YOUR OBJECTIVE: Only the number is wanted: how many lines contain the word "Incluido"?
^^^^^^^^^^^^^^^^
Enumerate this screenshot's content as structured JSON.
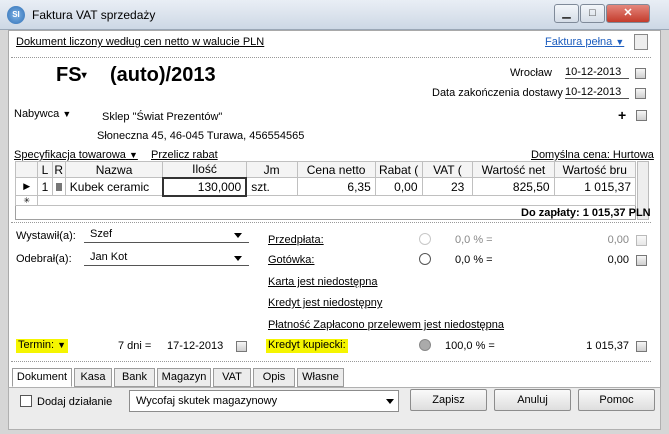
{
  "window": {
    "title": "Faktura VAT sprzedaży",
    "icon_text": "SI"
  },
  "header": {
    "pricing_note": "Dokument liczony według cen netto w walucie PLN",
    "invoice_type": "Faktura pełna",
    "doc_prefix": "FS",
    "doc_number": "(auto)/2013",
    "place": "Wrocław",
    "date": "10-12-2013",
    "delivery_label": "Data zakończenia dostawy",
    "delivery_date": "10-12-2013"
  },
  "buyer": {
    "label": "Nabywca",
    "name": "Sklep \"Świat Prezentów\"",
    "address": "Słoneczna  45, 46-045 Turawa, 456554565"
  },
  "items": {
    "spec_label": "Specyfikacja towarowa",
    "recalc_label": "Przelicz rabat",
    "default_price": "Domyślna cena: Hurtowa",
    "columns": [
      "L",
      "R",
      "Nazwa",
      "Ilość",
      "Jm",
      "Cena netto",
      "Rabat (",
      "VAT (",
      "Wartość net",
      "Wartość bru"
    ],
    "rows": [
      {
        "lp": "1",
        "name": "Kubek ceramic",
        "qty": "130,000",
        "unit": "szt.",
        "price": "6,35",
        "discount": "0,00",
        "vat": "23",
        "net": "825,50",
        "gross": "1 015,37"
      }
    ],
    "to_pay": "Do zapłaty: 1 015,37 PLN"
  },
  "people": {
    "issued_label": "Wystawił(a):",
    "issued_value": "Szef",
    "received_label": "Odebrał(a):",
    "received_value": "Jan Kot"
  },
  "payments": {
    "prepayment_label": "Przedpłata:",
    "prepayment_pct": "0,0 % =",
    "prepayment_value": "0,00",
    "cash_label": "Gotówka:",
    "cash_pct": "0,0 % =",
    "cash_value": "0,00",
    "card_label": "Karta jest niedostępna",
    "credit_label": "Kredyt jest niedostępny",
    "transfer_label": "Płatność Zapłacono przelewem jest niedostępna",
    "merchant_credit_label": "Kredyt kupiecki:",
    "merchant_credit_pct": "100,0 % =",
    "merchant_credit_value": "1 015,37"
  },
  "term": {
    "label": "Termin:",
    "days": "7 dni =",
    "date": "17-12-2013"
  },
  "tabs": [
    "Dokument",
    "Kasa",
    "Bank",
    "Magazyn",
    "VAT",
    "Opis",
    "Własne"
  ],
  "footer": {
    "add_action": "Dodaj działanie",
    "warehouse_effect": "Wycofaj skutek magazynowy",
    "save": "Zapisz",
    "cancel": "Anuluj",
    "help": "Pomoc"
  },
  "colors": {
    "highlight": "#f5f500",
    "link": "#1f5fbf"
  }
}
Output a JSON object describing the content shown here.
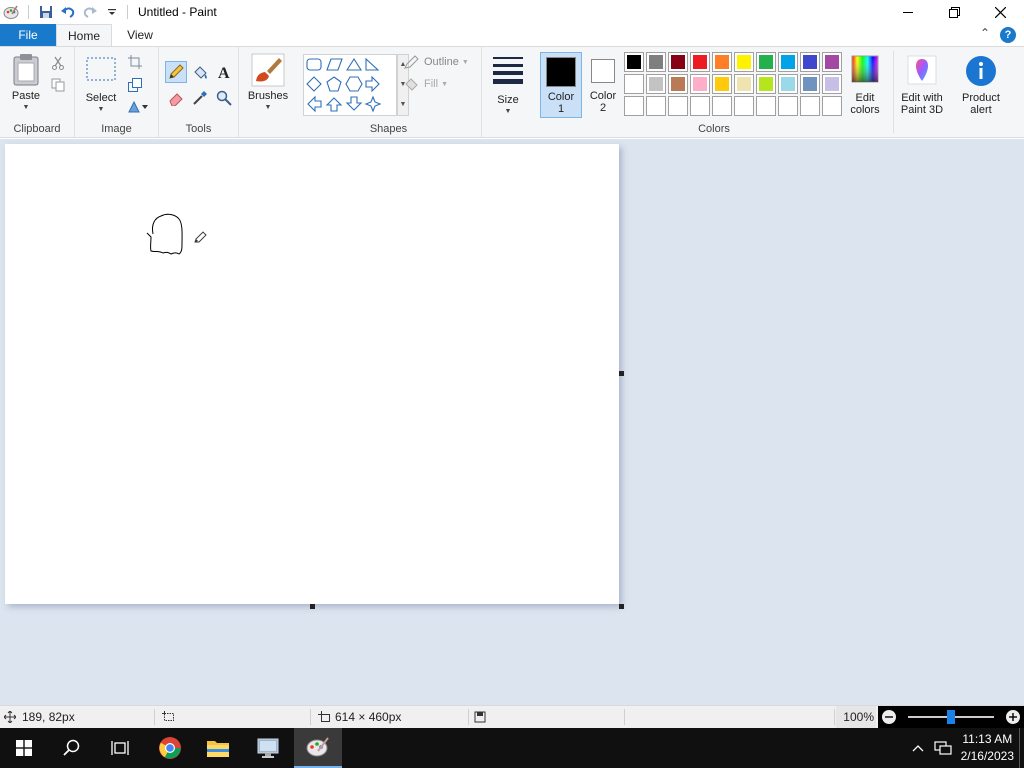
{
  "window": {
    "title": "Untitled - Paint"
  },
  "menu": {
    "file": "File",
    "tabs": [
      "Home",
      "View"
    ]
  },
  "ribbon": {
    "clipboard": {
      "label": "Clipboard",
      "paste": "Paste"
    },
    "image": {
      "label": "Image",
      "select": "Select"
    },
    "tools": {
      "label": "Tools"
    },
    "brushes": {
      "label": "Brushes"
    },
    "shapes": {
      "label": "Shapes",
      "outline": "Outline",
      "fill": "Fill"
    },
    "size": {
      "label": "Size"
    },
    "color1": {
      "label": "Color\n1",
      "line1": "Color",
      "line2": "1",
      "value": "#000000"
    },
    "color2": {
      "line1": "Color",
      "line2": "2",
      "value": "#ffffff"
    },
    "colors": {
      "label": "Colors",
      "edit_line1": "Edit",
      "edit_line2": "colors"
    },
    "paint3d": {
      "line1": "Edit with",
      "line2": "Paint 3D"
    },
    "alert": {
      "line1": "Product",
      "line2": "alert"
    }
  },
  "palette": {
    "row1": [
      "#000000",
      "#7f7f7f",
      "#880015",
      "#ed1c24",
      "#ff7f27",
      "#fff200",
      "#22b14c",
      "#00a2e8",
      "#3f48cc",
      "#a349a4"
    ],
    "row2": [
      "#ffffff",
      "#c3c3c3",
      "#b97a57",
      "#ffaec9",
      "#ffc90e",
      "#efe4b0",
      "#b5e61d",
      "#99d9ea",
      "#7092be",
      "#c8bfe7"
    ],
    "row3": [
      "",
      "",
      "",
      "",
      "",
      "",
      "",
      "",
      "",
      ""
    ]
  },
  "status": {
    "cursor_pos": "189, 82px",
    "canvas_size": "614 × 460px",
    "zoom": "100%",
    "zoom_fraction": 0.5
  },
  "taskbar": {
    "time": "11:13 AM",
    "date": "2/16/2023"
  }
}
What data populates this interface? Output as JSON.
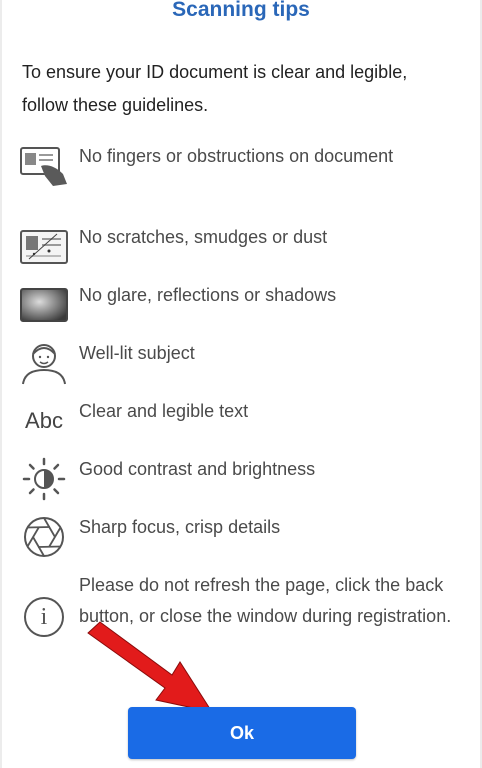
{
  "dialog": {
    "title": "Scanning tips",
    "intro": "To ensure your ID document is clear and legible, follow these guidelines."
  },
  "tips": [
    {
      "icon": "finger-on-document-icon",
      "label": "No fingers or obstructions on document"
    },
    {
      "icon": "scratched-document-icon",
      "label": "No scratches, smudges or dust"
    },
    {
      "icon": "glare-document-icon",
      "label": "No glare, reflections or shadows"
    },
    {
      "icon": "person-portrait-icon",
      "label": "Well-lit subject"
    },
    {
      "icon": "abc-text-icon",
      "icon_text": "Abc",
      "label": "Clear and legible text"
    },
    {
      "icon": "contrast-brightness-icon",
      "label": "Good contrast and brightness"
    },
    {
      "icon": "camera-aperture-icon",
      "label": "Sharp focus, crisp details"
    },
    {
      "icon": "info-icon",
      "icon_text": "i",
      "label": "Please do not refresh the page, click the back button, or close the window during registration."
    }
  ],
  "actions": {
    "ok_label": "Ok"
  },
  "colors": {
    "title": "#2a67b8",
    "button": "#1a6be6",
    "annotation_arrow": "#e21b1b"
  }
}
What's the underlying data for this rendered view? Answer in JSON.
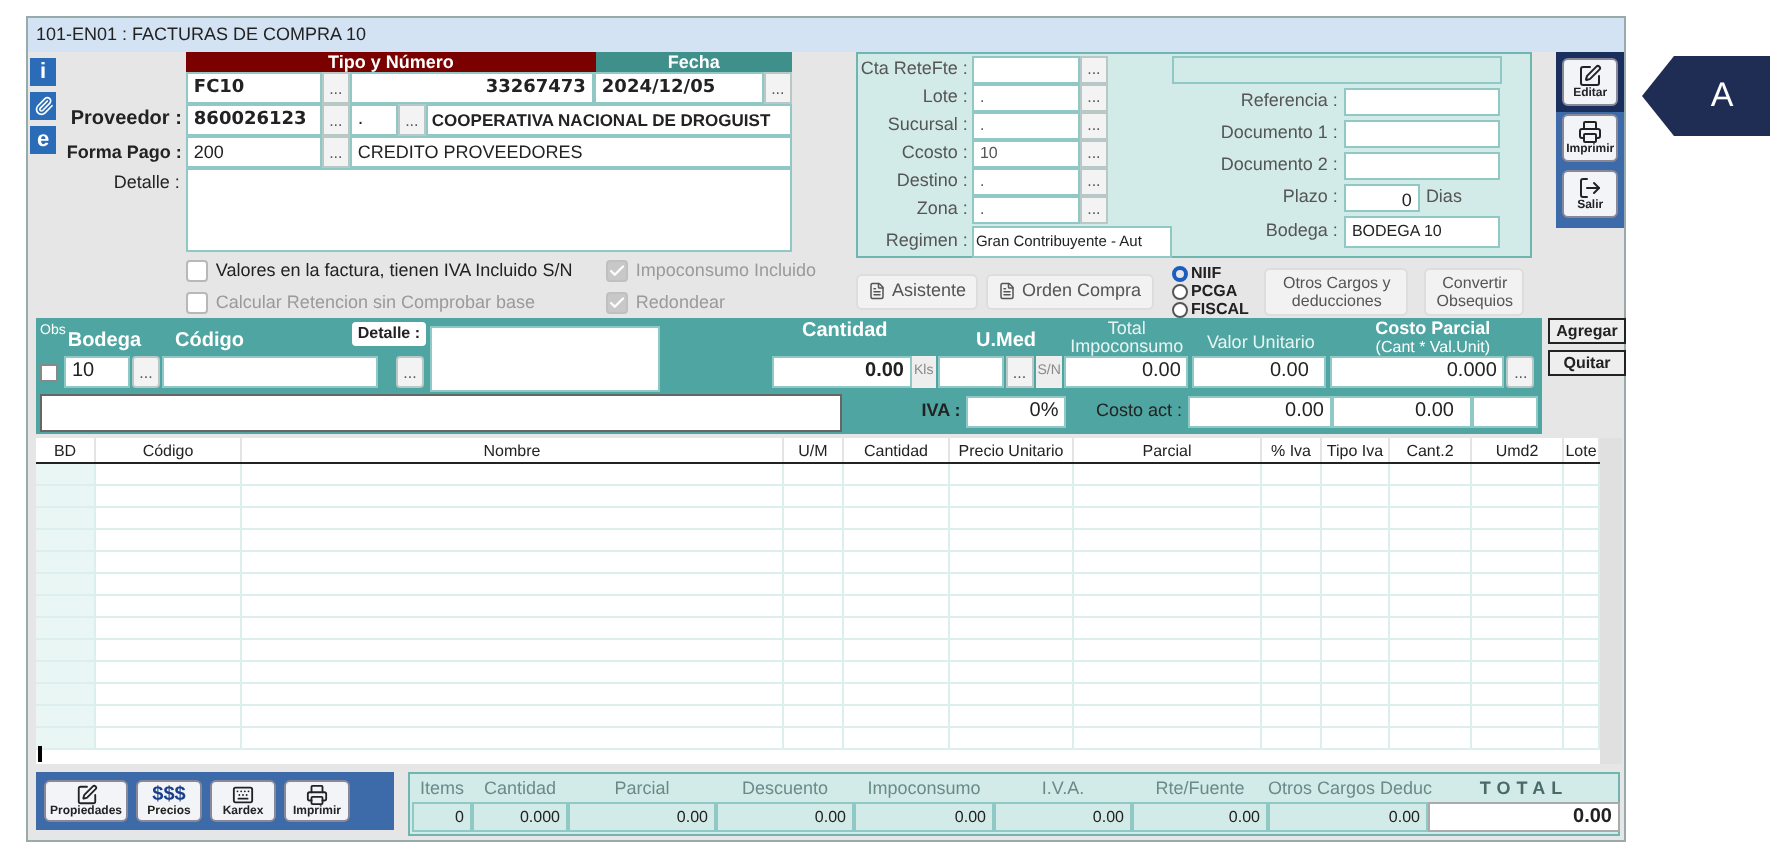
{
  "window": {
    "title": "101-EN01 : FACTURAS DE COMPRA 10"
  },
  "side_icons": [
    {
      "kind": "glyph",
      "glyph": "i"
    },
    {
      "kind": "clip"
    },
    {
      "kind": "glyph",
      "glyph": "e"
    }
  ],
  "header": {
    "tipo_numero_label": "Tipo y Número",
    "fecha_label": "Fecha",
    "tipo": "FC10",
    "tipo_lookup": "...",
    "numero": "33267473",
    "fecha": "2024/12/05",
    "fecha_lookup": "..."
  },
  "proveedor": {
    "label": "Proveedor :",
    "nit": "860026123",
    "nit_lookup": "...",
    "sucursal": ".",
    "sucursal_lookup": "...",
    "nombre": "COOPERATIVA NACIONAL DE DROGUIST"
  },
  "forma_pago": {
    "label": "Forma Pago :",
    "code": "200",
    "lookup": "...",
    "name": "CREDITO PROVEEDORES"
  },
  "detalle": {
    "label": "Detalle :"
  },
  "checkboxes": [
    {
      "label": "Valores en la factura, tienen  IVA Incluido S/N",
      "checked": false,
      "disabled": false
    },
    {
      "label": "Calcular Retencion sin Comprobar base",
      "checked": false,
      "disabled": true
    },
    {
      "label": "Impoconsumo Incluido",
      "checked": true,
      "disabled": true
    },
    {
      "label": "Redondear",
      "checked": true,
      "disabled": true
    }
  ],
  "mid_fields": [
    {
      "label": "Cta ReteFte :",
      "lookup": "..."
    },
    {
      "label": "Lote :",
      "value": ".",
      "lookup": "..."
    },
    {
      "label": "Sucursal :",
      "value": ".",
      "lookup": "..."
    },
    {
      "label": "Ccosto :",
      "value": "10",
      "lookup": "..."
    },
    {
      "label": "Destino :",
      "value": ".",
      "lookup": "..."
    },
    {
      "label": "Zona :",
      "value": ".",
      "lookup": "..."
    }
  ],
  "regimen": {
    "label": "Regimen :",
    "value": "Gran Contribuyente - Aut"
  },
  "ref_fields": [
    {
      "label": "Referencia :"
    },
    {
      "label": "Documento 1 :"
    },
    {
      "label": "Documento 2 :"
    }
  ],
  "plazo": {
    "label": "Plazo :",
    "value": "0",
    "unit": "Dias"
  },
  "bodega": {
    "label": "Bodega :",
    "value": "BODEGA 10"
  },
  "action_buttons": [
    "Asistente",
    "Orden Compra"
  ],
  "norma_radios": [
    {
      "label": "NIIF",
      "selected": true
    },
    {
      "label": "PCGA",
      "selected": false
    },
    {
      "label": "FISCAL",
      "selected": false
    }
  ],
  "extra_buttons": [
    "Otros Cargos y deducciones",
    "Convertir Obsequios"
  ],
  "toolbar": [
    {
      "label": "Editar",
      "kind": "edit"
    },
    {
      "label": "Imprimir",
      "kind": "print"
    },
    {
      "label": "Salir",
      "kind": "exit"
    }
  ],
  "entry": {
    "obs_label": "Obs",
    "obs_checked": false,
    "bodega_label": "Bodega",
    "bodega": "10",
    "bodega_lookup": "...",
    "codigo_label": "Código",
    "codigo_lookup": "...",
    "detalle_label": "Detalle :",
    "cantidad_label": "Cantidad",
    "cantidad": "0.00",
    "unit": "Kls",
    "umed_label": "U.Med",
    "umed_lookup": "...",
    "sn": "S/N",
    "total_imp_label": "Total Impoconsumo",
    "total_imp": "0.00",
    "valor_unit_label": "Valor Unitario",
    "valor_unit": "0.00",
    "costo_parcial_label": "Costo Parcial",
    "costo_parcial_sub": "(Cant * Val.Unit)",
    "costo_parcial": "0.000",
    "costo_lookup": "...",
    "iva_label": "IVA :",
    "iva": "0%",
    "costo_act_label": "Costo act :",
    "costo_act": "0.00",
    "costo_act_2": "0.00"
  },
  "entry_buttons": [
    "Agregar",
    "Quitar"
  ],
  "grid": {
    "columns": [
      "BD",
      "Código",
      "Nombre",
      "U/M",
      "Cantidad",
      "Precio Unitario",
      "Parcial",
      "% Iva",
      "Tipo Iva",
      "Cant.2",
      "Umd2",
      "Lote"
    ]
  },
  "bottom_buttons": [
    {
      "label": "Propiedades",
      "kind": "props"
    },
    {
      "label": "Precios",
      "kind": "glyph",
      "glyph": "$$$"
    },
    {
      "label": "Kardex",
      "kind": "kardex"
    },
    {
      "label": "Imprimir",
      "kind": "print"
    }
  ],
  "totals": [
    {
      "label": "Items",
      "value": "0"
    },
    {
      "label": "Cantidad",
      "value": "0.000"
    },
    {
      "label": "Parcial",
      "value": "0.00"
    },
    {
      "label": "Descuento",
      "value": "0.00"
    },
    {
      "label": "Impoconsumo",
      "value": "0.00"
    },
    {
      "label": "I.V.A.",
      "value": "0.00"
    },
    {
      "label": "Rte/Fuente",
      "value": "0.00"
    },
    {
      "label": "Otros Cargos Deduc",
      "value": "0.00"
    },
    {
      "label": "TOTAL",
      "value": "0.00",
      "kind": "grand"
    }
  ],
  "callout": {
    "label": "A"
  }
}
^^^^^^^^^^^^^^^^
THE ANSWER: 2